## Chart and figure data
....................

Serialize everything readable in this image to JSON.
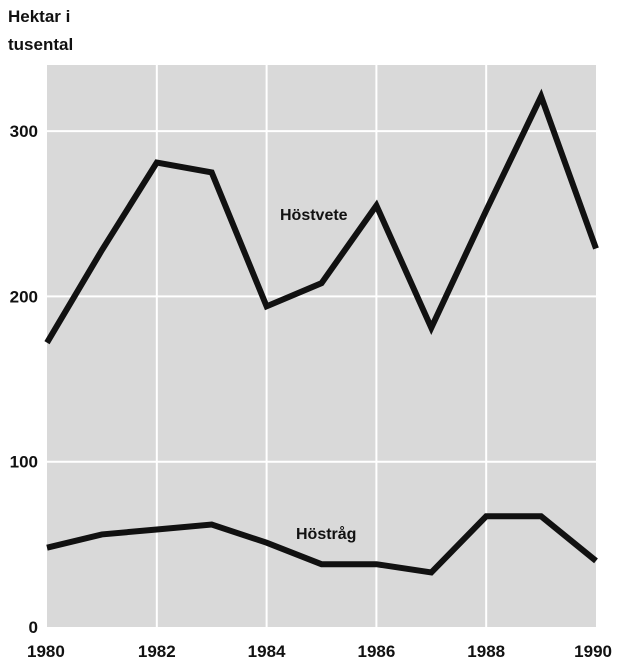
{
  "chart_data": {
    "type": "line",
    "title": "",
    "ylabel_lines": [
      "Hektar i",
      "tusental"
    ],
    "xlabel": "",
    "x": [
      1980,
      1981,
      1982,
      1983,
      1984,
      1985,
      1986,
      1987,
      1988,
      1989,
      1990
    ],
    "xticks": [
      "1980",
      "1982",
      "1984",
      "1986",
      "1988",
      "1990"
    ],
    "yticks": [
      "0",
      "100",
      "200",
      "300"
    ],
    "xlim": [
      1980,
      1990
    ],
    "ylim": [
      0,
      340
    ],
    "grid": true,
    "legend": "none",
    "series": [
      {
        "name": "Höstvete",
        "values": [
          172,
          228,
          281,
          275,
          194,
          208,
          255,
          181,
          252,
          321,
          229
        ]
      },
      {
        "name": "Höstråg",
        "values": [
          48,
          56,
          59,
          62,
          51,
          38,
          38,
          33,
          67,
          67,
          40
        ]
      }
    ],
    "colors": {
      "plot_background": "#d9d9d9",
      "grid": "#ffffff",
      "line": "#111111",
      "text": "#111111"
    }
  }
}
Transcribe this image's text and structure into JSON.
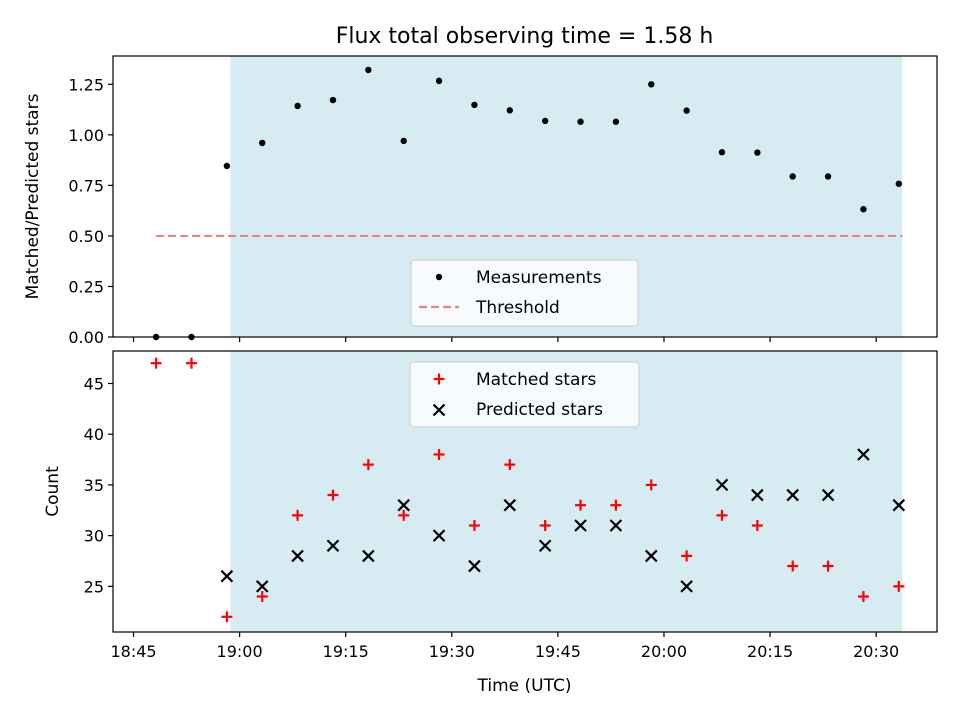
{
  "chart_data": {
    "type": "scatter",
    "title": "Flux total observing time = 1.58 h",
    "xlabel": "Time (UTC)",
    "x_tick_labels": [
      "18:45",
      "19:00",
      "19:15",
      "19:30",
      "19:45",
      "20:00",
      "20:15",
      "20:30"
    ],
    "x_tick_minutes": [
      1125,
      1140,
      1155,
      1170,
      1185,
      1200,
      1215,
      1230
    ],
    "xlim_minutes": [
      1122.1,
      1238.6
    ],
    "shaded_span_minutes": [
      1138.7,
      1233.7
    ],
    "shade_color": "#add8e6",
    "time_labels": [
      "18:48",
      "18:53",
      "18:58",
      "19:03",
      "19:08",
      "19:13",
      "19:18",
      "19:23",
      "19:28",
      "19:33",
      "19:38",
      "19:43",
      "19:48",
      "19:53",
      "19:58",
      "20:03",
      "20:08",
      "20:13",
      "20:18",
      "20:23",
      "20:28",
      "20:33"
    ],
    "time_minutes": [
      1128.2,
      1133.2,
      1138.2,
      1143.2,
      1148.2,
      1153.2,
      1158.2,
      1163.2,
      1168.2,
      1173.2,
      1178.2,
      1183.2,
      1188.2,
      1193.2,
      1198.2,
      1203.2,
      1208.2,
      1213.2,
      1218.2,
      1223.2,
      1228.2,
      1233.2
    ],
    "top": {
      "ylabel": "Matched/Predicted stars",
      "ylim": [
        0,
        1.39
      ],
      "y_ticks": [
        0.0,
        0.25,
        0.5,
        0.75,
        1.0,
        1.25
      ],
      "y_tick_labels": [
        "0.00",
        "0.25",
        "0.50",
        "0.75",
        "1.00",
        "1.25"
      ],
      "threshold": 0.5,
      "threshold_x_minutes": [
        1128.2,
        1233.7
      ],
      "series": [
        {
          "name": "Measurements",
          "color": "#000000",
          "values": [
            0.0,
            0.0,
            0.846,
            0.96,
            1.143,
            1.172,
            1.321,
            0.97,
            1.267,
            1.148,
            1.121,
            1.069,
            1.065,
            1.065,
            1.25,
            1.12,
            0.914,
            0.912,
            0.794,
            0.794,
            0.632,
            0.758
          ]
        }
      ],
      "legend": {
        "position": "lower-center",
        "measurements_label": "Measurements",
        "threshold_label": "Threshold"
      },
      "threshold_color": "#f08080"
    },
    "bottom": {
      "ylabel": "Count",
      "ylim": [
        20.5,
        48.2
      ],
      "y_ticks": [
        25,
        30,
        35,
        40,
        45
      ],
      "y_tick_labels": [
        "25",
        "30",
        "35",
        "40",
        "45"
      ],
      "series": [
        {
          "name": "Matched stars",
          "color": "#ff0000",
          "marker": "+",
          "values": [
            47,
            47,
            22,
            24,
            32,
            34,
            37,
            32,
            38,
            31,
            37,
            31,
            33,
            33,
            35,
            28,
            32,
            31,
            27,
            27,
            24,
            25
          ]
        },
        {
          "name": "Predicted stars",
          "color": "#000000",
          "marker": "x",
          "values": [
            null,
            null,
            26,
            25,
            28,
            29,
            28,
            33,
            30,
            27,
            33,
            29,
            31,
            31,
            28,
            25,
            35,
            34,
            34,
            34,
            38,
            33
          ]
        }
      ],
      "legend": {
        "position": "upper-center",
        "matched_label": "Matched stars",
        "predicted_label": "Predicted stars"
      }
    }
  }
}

....................

## Task directions
Reproduce the listing above exactly, excluding all pictures.

## Full solution
Serialize everything readable in this image to JSON.
{
  "chart_data": {
    "type": "line",
    "title": "",
    "ylabel_lines": [
      "Hektar i",
      "tusental"
    ],
    "xlabel": "",
    "x": [
      1980,
      1981,
      1982,
      1983,
      1984,
      1985,
      1986,
      1987,
      1988,
      1989,
      1990
    ],
    "xticks": [
      "1980",
      "1982",
      "1984",
      "1986",
      "1988",
      "1990"
    ],
    "yticks": [
      "0",
      "100",
      "200",
      "300"
    ],
    "xlim": [
      1980,
      1990
    ],
    "ylim": [
      0,
      340
    ],
    "grid": true,
    "legend": "none",
    "series": [
      {
        "name": "Höstvete",
        "values": [
          172,
          228,
          281,
          275,
          194,
          208,
          255,
          181,
          252,
          321,
          229
        ]
      },
      {
        "name": "Höstråg",
        "values": [
          48,
          56,
          59,
          62,
          51,
          38,
          38,
          33,
          67,
          67,
          40
        ]
      }
    ],
    "colors": {
      "plot_background": "#d9d9d9",
      "grid": "#ffffff",
      "line": "#111111",
      "text": "#111111"
    }
  }
}
Transcribe this image's text and structure into JSON.
{
  "chart_data": {
    "type": "scatter",
    "title": "Flux total observing time = 1.58 h",
    "xlabel": "Time (UTC)",
    "x_tick_labels": [
      "18:45",
      "19:00",
      "19:15",
      "19:30",
      "19:45",
      "20:00",
      "20:15",
      "20:30"
    ],
    "x_tick_minutes": [
      1125,
      1140,
      1155,
      1170,
      1185,
      1200,
      1215,
      1230
    ],
    "xlim_minutes": [
      1122.1,
      1238.6
    ],
    "shaded_span_minutes": [
      1138.7,
      1233.7
    ],
    "shade_color": "#add8e6",
    "time_labels": [
      "18:48",
      "18:53",
      "18:58",
      "19:03",
      "19:08",
      "19:13",
      "19:18",
      "19:23",
      "19:28",
      "19:33",
      "19:38",
      "19:43",
      "19:48",
      "19:53",
      "19:58",
      "20:03",
      "20:08",
      "20:13",
      "20:18",
      "20:23",
      "20:28",
      "20:33"
    ],
    "time_minutes": [
      1128.2,
      1133.2,
      1138.2,
      1143.2,
      1148.2,
      1153.2,
      1158.2,
      1163.2,
      1168.2,
      1173.2,
      1178.2,
      1183.2,
      1188.2,
      1193.2,
      1198.2,
      1203.2,
      1208.2,
      1213.2,
      1218.2,
      1223.2,
      1228.2,
      1233.2
    ],
    "top": {
      "ylabel": "Matched/Predicted stars",
      "ylim": [
        0,
        1.39
      ],
      "y_ticks": [
        0.0,
        0.25,
        0.5,
        0.75,
        1.0,
        1.25
      ],
      "y_tick_labels": [
        "0.00",
        "0.25",
        "0.50",
        "0.75",
        "1.00",
        "1.25"
      ],
      "threshold": 0.5,
      "threshold_x_minutes": [
        1128.2,
        1233.7
      ],
      "series": [
        {
          "name": "Measurements",
          "color": "#000000",
          "values": [
            0.0,
            0.0,
            0.846,
            0.96,
            1.143,
            1.172,
            1.321,
            0.97,
            1.267,
            1.148,
            1.121,
            1.069,
            1.065,
            1.065,
            1.25,
            1.12,
            0.914,
            0.912,
            0.794,
            0.794,
            0.632,
            0.758
          ]
        }
      ],
      "legend": {
        "position": "lower-center",
        "measurements_label": "Measurements",
        "threshold_label": "Threshold"
      },
      "threshold_color": "#f08080"
    },
    "bottom": {
      "ylabel": "Count",
      "ylim": [
        20.5,
        48.2
      ],
      "y_ticks": [
        25,
        30,
        35,
        40,
        45
      ],
      "y_tick_labels": [
        "25",
        "30",
        "35",
        "40",
        "45"
      ],
      "series": [
        {
          "name": "Matched stars",
          "color": "#ff0000",
          "marker": "+",
          "values": [
            47,
            47,
            22,
            24,
            32,
            34,
            37,
            32,
            38,
            31,
            37,
            31,
            33,
            33,
            35,
            28,
            32,
            31,
            27,
            27,
            24,
            25
          ]
        },
        {
          "name": "Predicted stars",
          "color": "#000000",
          "marker": "x",
          "values": [
            null,
            null,
            26,
            25,
            28,
            29,
            28,
            33,
            30,
            27,
            33,
            29,
            31,
            31,
            28,
            25,
            35,
            34,
            34,
            34,
            38,
            33
          ]
        }
      ],
      "legend": {
        "position": "upper-center",
        "matched_label": "Matched stars",
        "predicted_label": "Predicted stars"
      }
    }
  }
}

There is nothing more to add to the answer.